→ **What you will do**: Search the data below for the word "developed" and copy each line that holds it.
*-*-*
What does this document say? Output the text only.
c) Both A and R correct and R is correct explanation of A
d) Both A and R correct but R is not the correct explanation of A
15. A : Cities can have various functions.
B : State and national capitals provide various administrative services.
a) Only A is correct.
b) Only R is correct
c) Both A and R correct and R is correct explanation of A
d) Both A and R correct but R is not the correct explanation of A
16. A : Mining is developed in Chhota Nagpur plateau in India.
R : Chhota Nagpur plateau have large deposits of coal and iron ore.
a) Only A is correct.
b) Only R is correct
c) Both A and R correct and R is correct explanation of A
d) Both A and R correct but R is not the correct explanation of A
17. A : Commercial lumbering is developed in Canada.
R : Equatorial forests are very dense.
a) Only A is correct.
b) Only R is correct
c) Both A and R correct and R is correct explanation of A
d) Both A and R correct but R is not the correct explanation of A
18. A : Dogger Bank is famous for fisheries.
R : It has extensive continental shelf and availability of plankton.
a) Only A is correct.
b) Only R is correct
*-*-*
→ **Solution**:
16. A : Mining is developed in Chhota Nagpur plateau in India.
17. A : Commercial lumbering is developed in Canada.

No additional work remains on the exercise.